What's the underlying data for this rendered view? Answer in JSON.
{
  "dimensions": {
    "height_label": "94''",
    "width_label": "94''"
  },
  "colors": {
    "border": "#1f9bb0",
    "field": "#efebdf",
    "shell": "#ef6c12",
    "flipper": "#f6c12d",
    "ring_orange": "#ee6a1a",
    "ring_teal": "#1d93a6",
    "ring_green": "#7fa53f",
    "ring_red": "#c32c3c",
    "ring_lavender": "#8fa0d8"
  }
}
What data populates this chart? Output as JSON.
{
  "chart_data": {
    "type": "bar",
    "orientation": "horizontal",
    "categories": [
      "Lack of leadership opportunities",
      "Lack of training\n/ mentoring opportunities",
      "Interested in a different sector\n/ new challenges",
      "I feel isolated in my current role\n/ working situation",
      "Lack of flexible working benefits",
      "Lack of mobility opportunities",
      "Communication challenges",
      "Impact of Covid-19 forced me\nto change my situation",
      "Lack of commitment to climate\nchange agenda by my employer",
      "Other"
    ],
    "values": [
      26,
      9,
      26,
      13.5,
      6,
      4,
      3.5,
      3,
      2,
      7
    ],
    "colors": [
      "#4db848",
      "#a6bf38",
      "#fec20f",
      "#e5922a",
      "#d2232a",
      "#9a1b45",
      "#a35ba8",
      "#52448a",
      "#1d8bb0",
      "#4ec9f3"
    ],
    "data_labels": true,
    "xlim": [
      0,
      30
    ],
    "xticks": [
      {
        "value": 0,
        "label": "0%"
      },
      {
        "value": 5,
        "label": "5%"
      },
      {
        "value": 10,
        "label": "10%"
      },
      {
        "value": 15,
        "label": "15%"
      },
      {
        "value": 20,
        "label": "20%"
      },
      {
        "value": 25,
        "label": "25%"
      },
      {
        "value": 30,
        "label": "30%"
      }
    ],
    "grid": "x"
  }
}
--
* To be done *
Above are the records; retype them all without a single difference.

* Worked solution *
What's the underlying data for this rendered view? Answer in JSON.
{
  "dimensions": {
    "height_label": "94''",
    "width_label": "94''"
  },
  "colors": {
    "border": "#1f9bb0",
    "field": "#efebdf",
    "shell": "#ef6c12",
    "flipper": "#f6c12d",
    "ring_orange": "#ee6a1a",
    "ring_teal": "#1d93a6",
    "ring_green": "#7fa53f",
    "ring_red": "#c32c3c",
    "ring_lavender": "#8fa0d8"
  }
}
What data populates this chart? Output as JSON.
{
  "chart_data": {
    "type": "bar",
    "orientation": "horizontal",
    "categories": [
      "Lack of leadership opportunities",
      "Lack of training\n/ mentoring opportunities",
      "Interested in a different sector\n/ new challenges",
      "I feel isolated in my current role\n/ working situation",
      "Lack of flexible working benefits",
      "Lack of mobility opportunities",
      "Communication challenges",
      "Impact of Covid-19 forced me\nto change my situation",
      "Lack of commitment to climate\nchange agenda by my employer",
      "Other"
    ],
    "values": [
      26,
      9,
      26,
      13.5,
      6,
      4,
      3.5,
      3,
      2,
      7
    ],
    "colors": [
      "#4db848",
      "#a6bf38",
      "#fec20f",
      "#e5922a",
      "#d2232a",
      "#9a1b45",
      "#a35ba8",
      "#52448a",
      "#1d8bb0",
      "#4ec9f3"
    ],
    "data_labels": true,
    "xlim": [
      0,
      30
    ],
    "xticks": [
      {
        "value": 0,
        "label": "0%"
      },
      {
        "value": 5,
        "label": "5%"
      },
      {
        "value": 10,
        "label": "10%"
      },
      {
        "value": 15,
        "label": "15%"
      },
      {
        "value": 20,
        "label": "20%"
      },
      {
        "value": 25,
        "label": "25%"
      },
      {
        "value": 30,
        "label": "30%"
      }
    ],
    "grid": "x"
  }
}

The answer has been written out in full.